** Start DATASET **
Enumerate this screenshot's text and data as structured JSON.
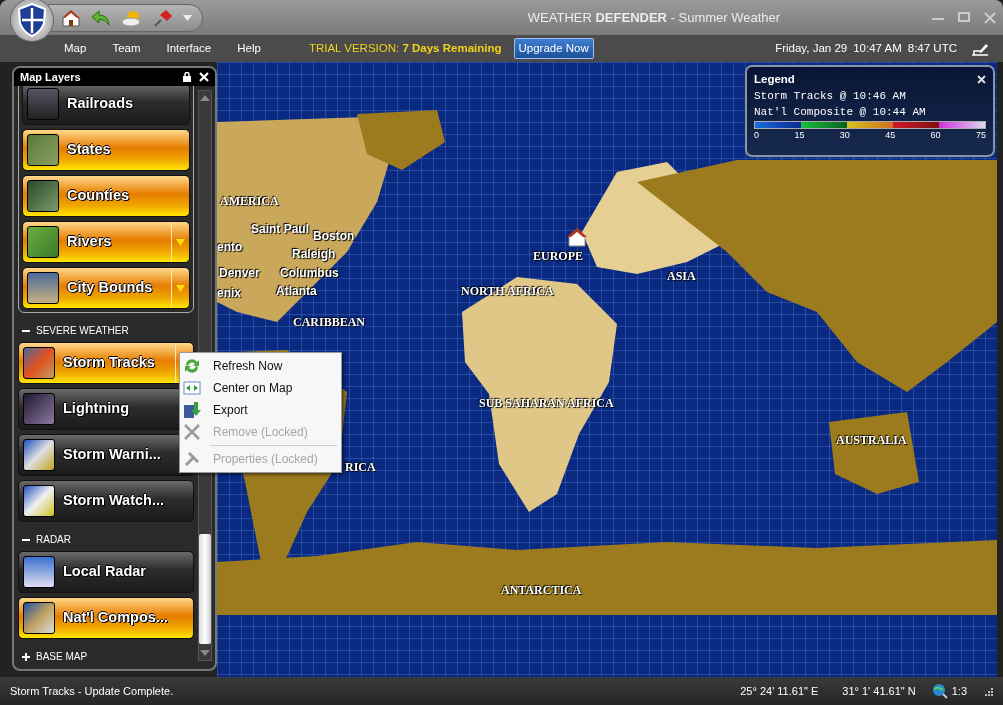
{
  "window": {
    "title": "WEATHER **DEFENDER**  - Summer Weather"
  },
  "menu": [
    "Map",
    "Team",
    "Interface",
    "Help"
  ],
  "trial": "TRIAL VERSION: **7 Days Remaining**",
  "upgrade_button": "Upgrade Now",
  "clock": {
    "date": "Friday, Jan 29",
    "local_time": "10:47 AM",
    "utc_time": "8:47 UTC"
  },
  "layers_panel": {
    "title": "Map Layers",
    "groups": [
      {
        "expanded": true,
        "items": [
          {
            "label": "Railroads",
            "on": false,
            "dropdown": false
          },
          {
            "label": "States",
            "on": true,
            "dropdown": false
          },
          {
            "label": "Counties",
            "on": true,
            "dropdown": false
          },
          {
            "label": "Rivers",
            "on": true,
            "dropdown": true
          },
          {
            "label": "City Bounds",
            "on": true,
            "dropdown": true
          }
        ]
      },
      {
        "heading": "SEVERE WEATHER",
        "expanded": true,
        "items": [
          {
            "label": "Storm Tracks",
            "on": true,
            "dropdown": true
          },
          {
            "label": "Lightning",
            "on": false,
            "dropdown": false
          },
          {
            "label": "Storm  Warni...",
            "on": false,
            "dropdown": false
          },
          {
            "label": "Storm  Watch...",
            "on": false,
            "dropdown": false
          }
        ]
      },
      {
        "heading": "RADAR",
        "expanded": true,
        "items": [
          {
            "label": "Local Radar",
            "on": false,
            "dropdown": false
          },
          {
            "label": "Nat'l Compos...",
            "on": true,
            "dropdown": false
          }
        ]
      },
      {
        "heading": "BASE MAP",
        "expanded": false
      }
    ]
  },
  "context_menu": [
    {
      "label": "Refresh Now",
      "kind": "refresh",
      "disabled": false
    },
    {
      "label": "Center on Map",
      "kind": "center",
      "disabled": false
    },
    {
      "label": "Export",
      "kind": "export",
      "disabled": false
    },
    {
      "label": "Remove (Locked)",
      "kind": "remove",
      "disabled": true
    },
    {
      "label": "Properties (Locked)",
      "kind": "properties",
      "disabled": true
    }
  ],
  "legend": {
    "title": "Legend",
    "lines": [
      "Storm Tracks @ 10:46 AM",
      "Nat'l Composite @ 10:44 AM"
    ],
    "scale_ticks": [
      "0",
      "15",
      "30",
      "45",
      "60",
      "75"
    ]
  },
  "map_labels": [
    {
      "text": "AMERICA",
      "kind": "region"
    },
    {
      "text": "Saint Paul",
      "kind": "city"
    },
    {
      "text": "Boston",
      "kind": "city"
    },
    {
      "text": "ento",
      "kind": "city"
    },
    {
      "text": "Raleigh",
      "kind": "city"
    },
    {
      "text": "Denver",
      "kind": "city"
    },
    {
      "text": "Columbus",
      "kind": "city"
    },
    {
      "text": "enix",
      "kind": "city"
    },
    {
      "text": "Atlanta",
      "kind": "city"
    },
    {
      "text": "CARIBBEAN",
      "kind": "region"
    },
    {
      "text": "EUROPE",
      "kind": "region"
    },
    {
      "text": "ASIA",
      "kind": "region"
    },
    {
      "text": "NORTH AFRICA",
      "kind": "region"
    },
    {
      "text": "SUB SAHARAN AFRICA",
      "kind": "region"
    },
    {
      "text": "RICA",
      "kind": "region"
    },
    {
      "text": "AUSTRALIA",
      "kind": "region"
    },
    {
      "text": "ANTARCTICA",
      "kind": "region"
    }
  ],
  "status_bar": {
    "message": "Storm Tracks - Update Complete.",
    "longitude": "25° 24' 11.61\" E",
    "latitude": "31° 1' 41.61\" N",
    "zoom": "1:3"
  }
}
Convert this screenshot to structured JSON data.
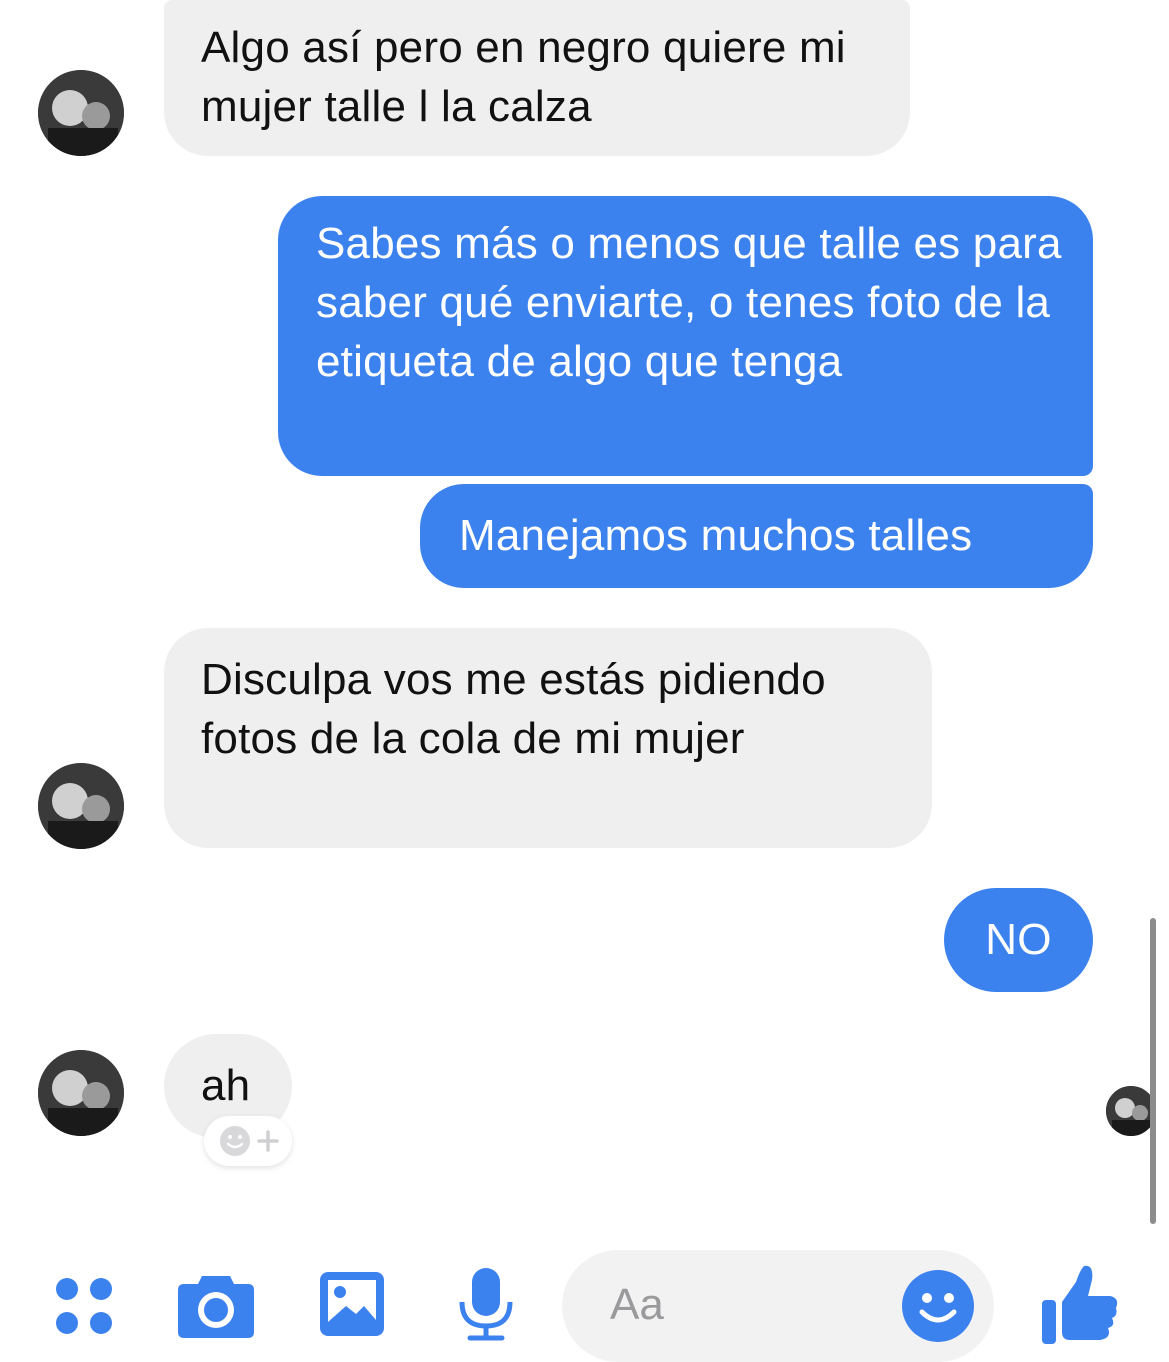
{
  "messages": [
    {
      "from": "them",
      "text": "Algo así pero en negro quiere mi mujer talle l la calza"
    },
    {
      "from": "me",
      "text": "Sabes más o menos que talle es para saber qué enviarte, o tenes foto de la etiqueta de algo que tenga"
    },
    {
      "from": "me",
      "text": "Manejamos muchos talles"
    },
    {
      "from": "them",
      "text": "Disculpa vos me estás pidiendo fotos de la cola de mi mujer"
    },
    {
      "from": "me",
      "text": "NO"
    },
    {
      "from": "them",
      "text": "ah"
    }
  ],
  "composer": {
    "placeholder": "Aa",
    "icons": [
      "more-apps-icon",
      "camera-icon",
      "gallery-icon",
      "microphone-icon",
      "emoji-icon",
      "like-icon"
    ]
  },
  "reaction": {
    "icon": "add-reaction-icon"
  },
  "colors": {
    "accent": "#3c82ef",
    "incoming_bubble": "#efeff0",
    "incoming_text": "#111111",
    "outgoing_text": "#ffffff"
  }
}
** End DATASET **
* REQUIRED TASK
Extract all lines from the material above that include the word "Tracks".

* THE ANSWER
            "label": "Storm Tracks",
      "Storm Tracks @ 10:46 AM",
    "message": "Storm Tracks - Update Complete.",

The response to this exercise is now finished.